The task: Lines containing the word "name" are the ones to copy from the records below.

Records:
§
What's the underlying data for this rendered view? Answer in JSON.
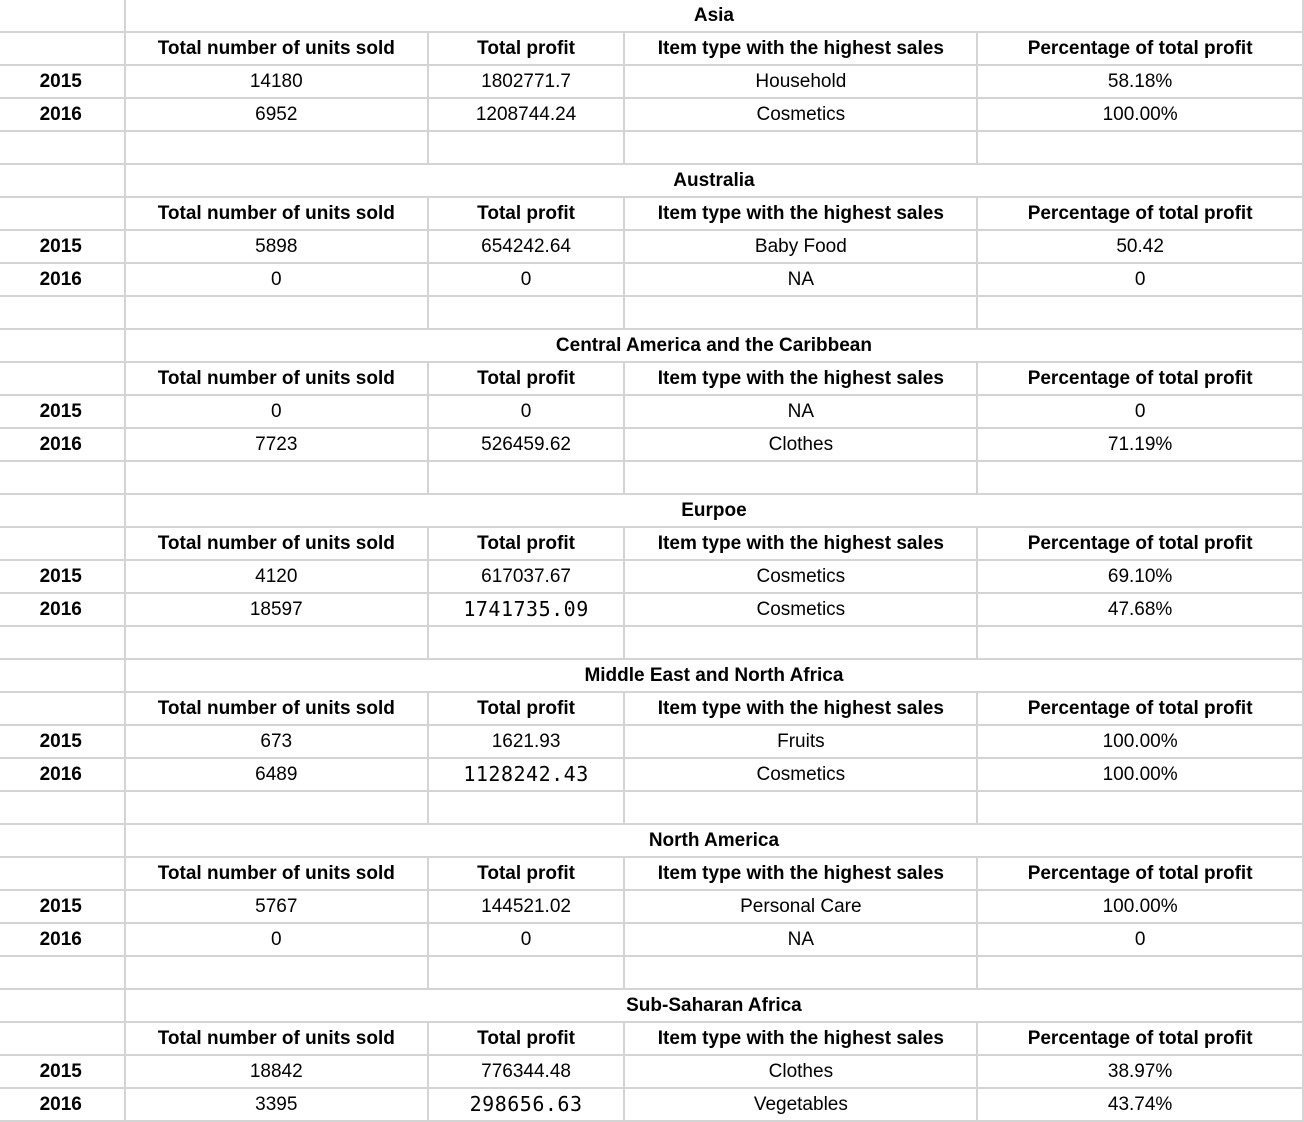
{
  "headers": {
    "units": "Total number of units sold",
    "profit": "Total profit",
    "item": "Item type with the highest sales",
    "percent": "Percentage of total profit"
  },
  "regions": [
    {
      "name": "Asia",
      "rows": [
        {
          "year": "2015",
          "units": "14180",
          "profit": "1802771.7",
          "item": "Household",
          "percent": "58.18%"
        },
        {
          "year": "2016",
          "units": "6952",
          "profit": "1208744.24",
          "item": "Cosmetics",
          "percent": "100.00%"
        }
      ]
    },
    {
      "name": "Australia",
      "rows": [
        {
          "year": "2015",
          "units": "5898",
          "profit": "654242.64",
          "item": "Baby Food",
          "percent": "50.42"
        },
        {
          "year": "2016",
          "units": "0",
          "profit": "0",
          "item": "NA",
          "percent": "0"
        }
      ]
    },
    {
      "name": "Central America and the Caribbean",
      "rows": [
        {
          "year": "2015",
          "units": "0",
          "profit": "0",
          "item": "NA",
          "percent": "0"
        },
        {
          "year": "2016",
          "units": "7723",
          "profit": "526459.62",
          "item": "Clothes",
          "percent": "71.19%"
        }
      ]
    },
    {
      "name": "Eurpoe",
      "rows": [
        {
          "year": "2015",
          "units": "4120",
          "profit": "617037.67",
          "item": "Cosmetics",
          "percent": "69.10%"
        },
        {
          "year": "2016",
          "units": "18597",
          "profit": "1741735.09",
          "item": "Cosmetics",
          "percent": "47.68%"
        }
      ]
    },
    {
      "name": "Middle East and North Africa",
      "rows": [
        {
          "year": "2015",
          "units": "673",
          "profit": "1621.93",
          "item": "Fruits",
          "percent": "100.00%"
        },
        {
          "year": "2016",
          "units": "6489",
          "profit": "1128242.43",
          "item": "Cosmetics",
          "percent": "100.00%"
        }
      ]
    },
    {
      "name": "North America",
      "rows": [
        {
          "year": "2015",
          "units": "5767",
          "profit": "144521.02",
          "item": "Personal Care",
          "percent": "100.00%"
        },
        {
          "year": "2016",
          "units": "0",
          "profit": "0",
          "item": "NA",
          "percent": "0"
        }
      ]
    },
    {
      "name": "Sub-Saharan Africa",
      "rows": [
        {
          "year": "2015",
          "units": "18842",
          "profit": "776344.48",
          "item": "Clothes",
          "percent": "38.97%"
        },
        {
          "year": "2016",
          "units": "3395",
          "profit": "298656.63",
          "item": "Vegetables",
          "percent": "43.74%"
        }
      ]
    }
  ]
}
§
Result of the task:
      "name": "Asia",
      "name": "Australia",
      "name": "Central America and the Caribbean",
      "name": "Eurpoe",
      "name": "Middle East and North Africa",
      "name": "North America",
      "name": "Sub-Saharan Africa",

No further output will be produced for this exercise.